▶ Problem requirements: Can you transcribe the data exactly? Leave the pictures out.

=-=-=

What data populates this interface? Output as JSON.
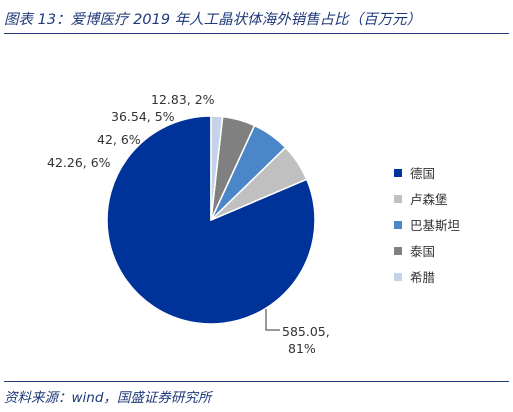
{
  "header": {
    "title": "图表 13：爱博医疗 2019 年人工晶状体海外销售占比（百万元）"
  },
  "footer": {
    "source": "资料来源：wind，国盛证券研究所"
  },
  "chart_data": {
    "type": "pie",
    "title": "",
    "unit": "百万元",
    "legend_position": "right",
    "slices": [
      {
        "name": "德国",
        "value": 585.05,
        "percent": "81%",
        "label_line1": "585.05,",
        "label_line2": "81%",
        "color": "#003399"
      },
      {
        "name": "卢森堡",
        "value": 42.26,
        "percent": "6%",
        "label_line1": "42.26, 6%",
        "color": "#c0c0c0"
      },
      {
        "name": "巴基斯坦",
        "value": 42,
        "percent": "6%",
        "label_line1": "42, 6%",
        "color": "#4a86c8"
      },
      {
        "name": "泰国",
        "value": 36.54,
        "percent": "5%",
        "label_line1": "36.54, 5%",
        "color": "#808080"
      },
      {
        "name": "希腊",
        "value": 12.83,
        "percent": "2%",
        "label_line1": "12.83, 2%",
        "color": "#c4d3ea"
      }
    ]
  }
}
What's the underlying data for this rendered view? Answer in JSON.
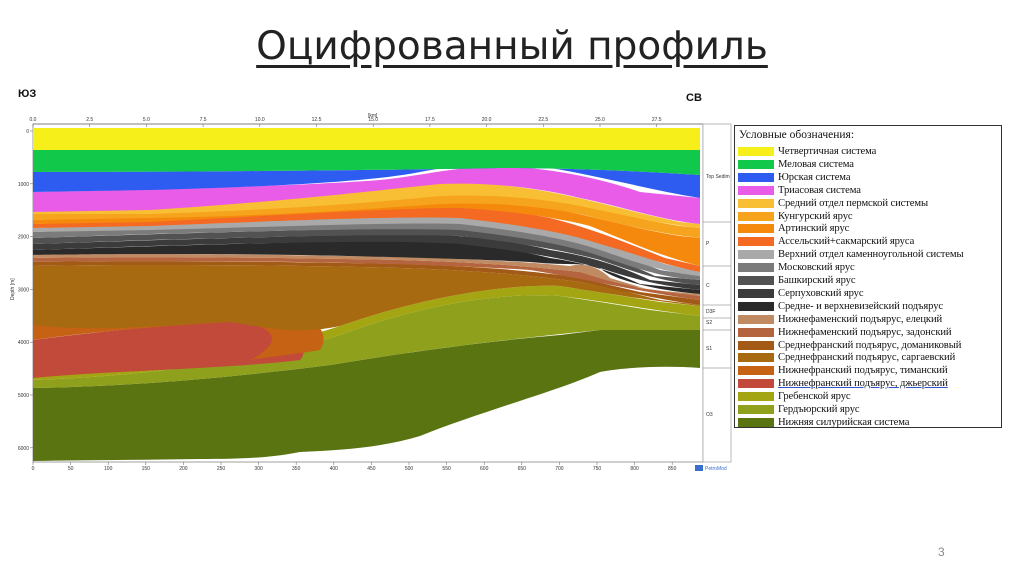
{
  "page": {
    "title": "Оцифрованный профиль",
    "dir_left": "ЮЗ",
    "dir_right": "СВ",
    "page_number": "3"
  },
  "profile": {
    "top_axis_unit": "[km]",
    "top_ticks": [
      "0.0",
      "2.5",
      "5.0",
      "7.5",
      "10.0",
      "12.5",
      "15.0",
      "17.5",
      "20.0",
      "22.5",
      "25.0",
      "27.5"
    ],
    "bottom_ticks": [
      "0",
      "50",
      "100",
      "150",
      "200",
      "250",
      "300",
      "350",
      "400",
      "450",
      "500",
      "550",
      "600",
      "650",
      "700",
      "750",
      "800",
      "850"
    ],
    "depth_ticks": [
      "0",
      "1000",
      "2000",
      "3000",
      "4000",
      "5000",
      "6000"
    ],
    "depth_label": "Depth [m]",
    "side_labels": [
      "Top Sedim",
      "P",
      "C",
      "D3F",
      "S2",
      "S1",
      "O3"
    ],
    "watermark": "PetroMod"
  },
  "legend": {
    "title": "Условные обозначения:",
    "items": [
      {
        "label": "Четвертичная система",
        "color": "#f7ef1a"
      },
      {
        "label": "Меловая система",
        "color": "#11c84a"
      },
      {
        "label": "Юрская система",
        "color": "#2f5cf0"
      },
      {
        "label": "Триасовая система",
        "color": "#e85ce8"
      },
      {
        "label": "Средний отдел пермской системы",
        "color": "#f9bf34"
      },
      {
        "label": "Кунгурский ярус",
        "color": "#f6a41d"
      },
      {
        "label": "Артинский ярус",
        "color": "#f5890d"
      },
      {
        "label": "Ассельский+сакмарский яруса",
        "color": "#f46a22"
      },
      {
        "label": "Верхний отдел каменноугольной системы",
        "color": "#a9a9a9"
      },
      {
        "label": "Московский ярус",
        "color": "#7b7b7b"
      },
      {
        "label": "Башкирский ярус",
        "color": "#525252"
      },
      {
        "label": "Серпуховский ярус",
        "color": "#3b3b3b"
      },
      {
        "label": "Средне- и верхневизейский подъярус",
        "color": "#2a2a2a"
      },
      {
        "label": "Нижнефаменский подъярус, елецкий",
        "color": "#c08a62"
      },
      {
        "label": "Нижнефаменский подъярус, задонский",
        "color": "#b4643e"
      },
      {
        "label": "Среднефранский подъярус, доманиковый",
        "color": "#a25a16"
      },
      {
        "label": "Среднефранский подъярус, саргаевский",
        "color": "#a86a10"
      },
      {
        "label": "Нижнефранский подъярус, тиманский",
        "color": "#c56214"
      },
      {
        "label": "Нижнефранский подъярус,  джьерский",
        "color": "#c24a3a"
      },
      {
        "label": "Гребенской ярус",
        "color": "#a3a612"
      },
      {
        "label": "Гердъюрский ярус",
        "color": "#8fa01c"
      },
      {
        "label": "Нижняя силурийская система",
        "color": "#5a7412"
      }
    ]
  }
}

=-=-=

▶ In response:
What data populates this interface? Output as JSON.
{
  "header": {
    "title": "图表 13：爱博医疗 2019 年人工晶状体海外销售占比（百万元）"
  },
  "footer": {
    "source": "资料来源：wind，国盛证券研究所"
  },
  "chart_data": {
    "type": "pie",
    "title": "",
    "unit": "百万元",
    "legend_position": "right",
    "slices": [
      {
        "name": "德国",
        "value": 585.05,
        "percent": "81%",
        "label_line1": "585.05,",
        "label_line2": "81%",
        "color": "#003399"
      },
      {
        "name": "卢森堡",
        "value": 42.26,
        "percent": "6%",
        "label_line1": "42.26, 6%",
        "color": "#c0c0c0"
      },
      {
        "name": "巴基斯坦",
        "value": 42,
        "percent": "6%",
        "label_line1": "42, 6%",
        "color": "#4a86c8"
      },
      {
        "name": "泰国",
        "value": 36.54,
        "percent": "5%",
        "label_line1": "36.54, 5%",
        "color": "#808080"
      },
      {
        "name": "希腊",
        "value": 12.83,
        "percent": "2%",
        "label_line1": "12.83, 2%",
        "color": "#c4d3ea"
      }
    ]
  }
}
What's the underlying data for this rendered view? Answer in JSON.
{
  "page": {
    "title": "Оцифрованный профиль",
    "dir_left": "ЮЗ",
    "dir_right": "СВ",
    "page_number": "3"
  },
  "profile": {
    "top_axis_unit": "[km]",
    "top_ticks": [
      "0.0",
      "2.5",
      "5.0",
      "7.5",
      "10.0",
      "12.5",
      "15.0",
      "17.5",
      "20.0",
      "22.5",
      "25.0",
      "27.5"
    ],
    "bottom_ticks": [
      "0",
      "50",
      "100",
      "150",
      "200",
      "250",
      "300",
      "350",
      "400",
      "450",
      "500",
      "550",
      "600",
      "650",
      "700",
      "750",
      "800",
      "850"
    ],
    "depth_ticks": [
      "0",
      "1000",
      "2000",
      "3000",
      "4000",
      "5000",
      "6000"
    ],
    "depth_label": "Depth [m]",
    "side_labels": [
      "Top Sedim",
      "P",
      "C",
      "D3F",
      "S2",
      "S1",
      "O3"
    ],
    "watermark": "PetroMod"
  },
  "legend": {
    "title": "Условные обозначения:",
    "items": [
      {
        "label": "Четвертичная система",
        "color": "#f7ef1a"
      },
      {
        "label": "Меловая система",
        "color": "#11c84a"
      },
      {
        "label": "Юрская система",
        "color": "#2f5cf0"
      },
      {
        "label": "Триасовая система",
        "color": "#e85ce8"
      },
      {
        "label": "Средний отдел пермской системы",
        "color": "#f9bf34"
      },
      {
        "label": "Кунгурский ярус",
        "color": "#f6a41d"
      },
      {
        "label": "Артинский ярус",
        "color": "#f5890d"
      },
      {
        "label": "Ассельский+сакмарский яруса",
        "color": "#f46a22"
      },
      {
        "label": "Верхний отдел каменноугольной системы",
        "color": "#a9a9a9"
      },
      {
        "label": "Московский ярус",
        "color": "#7b7b7b"
      },
      {
        "label": "Башкирский ярус",
        "color": "#525252"
      },
      {
        "label": "Серпуховский ярус",
        "color": "#3b3b3b"
      },
      {
        "label": "Средне- и верхневизейский подъярус",
        "color": "#2a2a2a"
      },
      {
        "label": "Нижнефаменский подъярус, елецкий",
        "color": "#c08a62"
      },
      {
        "label": "Нижнефаменский подъярус, задонский",
        "color": "#b4643e"
      },
      {
        "label": "Среднефранский подъярус, доманиковый",
        "color": "#a25a16"
      },
      {
        "label": "Среднефранский подъярус, саргаевский",
        "color": "#a86a10"
      },
      {
        "label": "Нижнефранский подъярус, тиманский",
        "color": "#c56214"
      },
      {
        "label": "Нижнефранский подъярус,  джьерский",
        "color": "#c24a3a"
      },
      {
        "label": "Гребенской ярус",
        "color": "#a3a612"
      },
      {
        "label": "Гердъюрский ярус",
        "color": "#8fa01c"
      },
      {
        "label": "Нижняя силурийская система",
        "color": "#5a7412"
      }
    ]
  }
}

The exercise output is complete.